• Short exercise:
Copy the data exactly as it appears, and do not include any pictures.

• Information supplied:
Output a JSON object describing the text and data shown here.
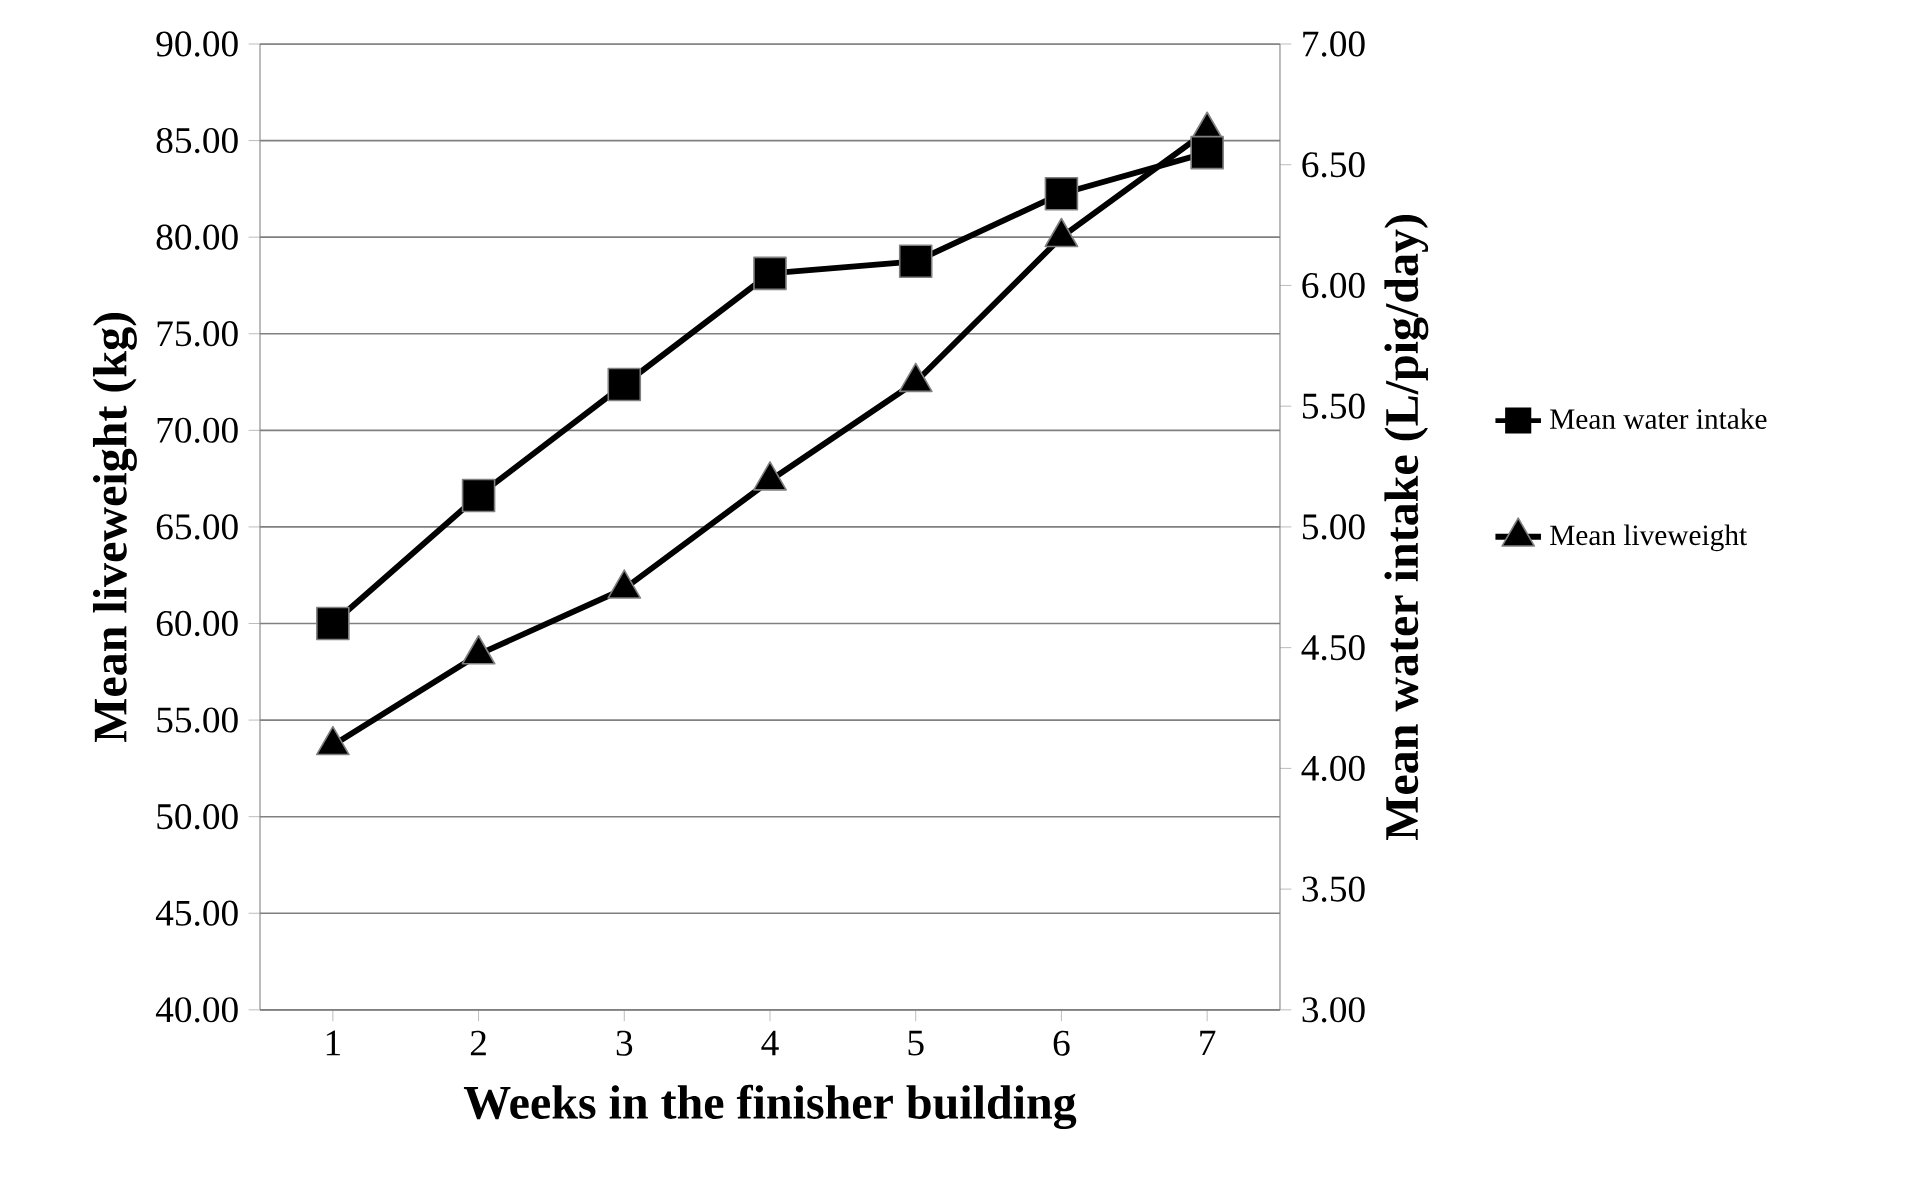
{
  "chart_data": {
    "type": "line",
    "xlabel": "Weeks in the finisher building",
    "ylabel": "Mean liveweight (kg)",
    "y2label": "Mean water intake (L/pig/day)",
    "categories": [
      "1",
      "2",
      "3",
      "4",
      "5",
      "6",
      "7"
    ],
    "series": [
      {
        "name": "Mean liveweight",
        "color": "#000000",
        "marker": "triangle",
        "values": [
          53.7,
          58.4,
          61.8,
          67.4,
          72.5,
          80.0,
          85.5
        ]
      },
      {
        "name": "Mean water intake",
        "color": "#000000",
        "marker": "square",
        "axis": "y2",
        "values": [
          4.6,
          5.13,
          5.59,
          6.05,
          6.1,
          6.38,
          6.55
        ]
      }
    ],
    "ylim": [
      40,
      90
    ],
    "yticks": [
      {
        "value": 40,
        "label": "40.00"
      },
      {
        "value": 45,
        "label": "45.00"
      },
      {
        "value": 50,
        "label": "50.00"
      },
      {
        "value": 55,
        "label": "55.00"
      },
      {
        "value": 60,
        "label": "60.00"
      },
      {
        "value": 65,
        "label": "65.00"
      },
      {
        "value": 70,
        "label": "70.00"
      },
      {
        "value": 75,
        "label": "75.00"
      },
      {
        "value": 80,
        "label": "80.00"
      },
      {
        "value": 85,
        "label": "85.00"
      },
      {
        "value": 90,
        "label": "90.00"
      }
    ],
    "y2lim": [
      3,
      7
    ],
    "y2ticks": [
      {
        "value": 3,
        "label": "3.00"
      },
      {
        "value": 3.5,
        "label": "3.50"
      },
      {
        "value": 4,
        "label": "4.00"
      },
      {
        "value": 4.5,
        "label": "4.50"
      },
      {
        "value": 5,
        "label": "5.00"
      },
      {
        "value": 5.5,
        "label": "5.50"
      },
      {
        "value": 6,
        "label": "6.00"
      },
      {
        "value": 6.5,
        "label": "6.50"
      },
      {
        "value": 7,
        "label": "7.00"
      }
    ],
    "grid": "y",
    "legend": "right",
    "line_style": "solid"
  }
}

• Solution for this exercise:
Output a JSON object describing the text and data shown here.
{
  "chart_data": {
    "type": "line",
    "xlabel": "Weeks in the finisher building",
    "ylabel": "Mean liveweight (kg)",
    "y2label": "Mean water intake (L/pig/day)",
    "categories": [
      "1",
      "2",
      "3",
      "4",
      "5",
      "6",
      "7"
    ],
    "series": [
      {
        "name": "Mean liveweight",
        "color": "#000000",
        "marker": "triangle",
        "values": [
          53.7,
          58.4,
          61.8,
          67.4,
          72.5,
          80.0,
          85.5
        ]
      },
      {
        "name": "Mean water intake",
        "color": "#000000",
        "marker": "square",
        "axis": "y2",
        "values": [
          4.6,
          5.13,
          5.59,
          6.05,
          6.1,
          6.38,
          6.55
        ]
      }
    ],
    "ylim": [
      40,
      90
    ],
    "yticks": [
      {
        "value": 40,
        "label": "40.00"
      },
      {
        "value": 45,
        "label": "45.00"
      },
      {
        "value": 50,
        "label": "50.00"
      },
      {
        "value": 55,
        "label": "55.00"
      },
      {
        "value": 60,
        "label": "60.00"
      },
      {
        "value": 65,
        "label": "65.00"
      },
      {
        "value": 70,
        "label": "70.00"
      },
      {
        "value": 75,
        "label": "75.00"
      },
      {
        "value": 80,
        "label": "80.00"
      },
      {
        "value": 85,
        "label": "85.00"
      },
      {
        "value": 90,
        "label": "90.00"
      }
    ],
    "y2lim": [
      3,
      7
    ],
    "y2ticks": [
      {
        "value": 3,
        "label": "3.00"
      },
      {
        "value": 3.5,
        "label": "3.50"
      },
      {
        "value": 4,
        "label": "4.00"
      },
      {
        "value": 4.5,
        "label": "4.50"
      },
      {
        "value": 5,
        "label": "5.00"
      },
      {
        "value": 5.5,
        "label": "5.50"
      },
      {
        "value": 6,
        "label": "6.00"
      },
      {
        "value": 6.5,
        "label": "6.50"
      },
      {
        "value": 7,
        "label": "7.00"
      }
    ],
    "grid": "y",
    "legend": "right",
    "line_style": "solid"
  }
}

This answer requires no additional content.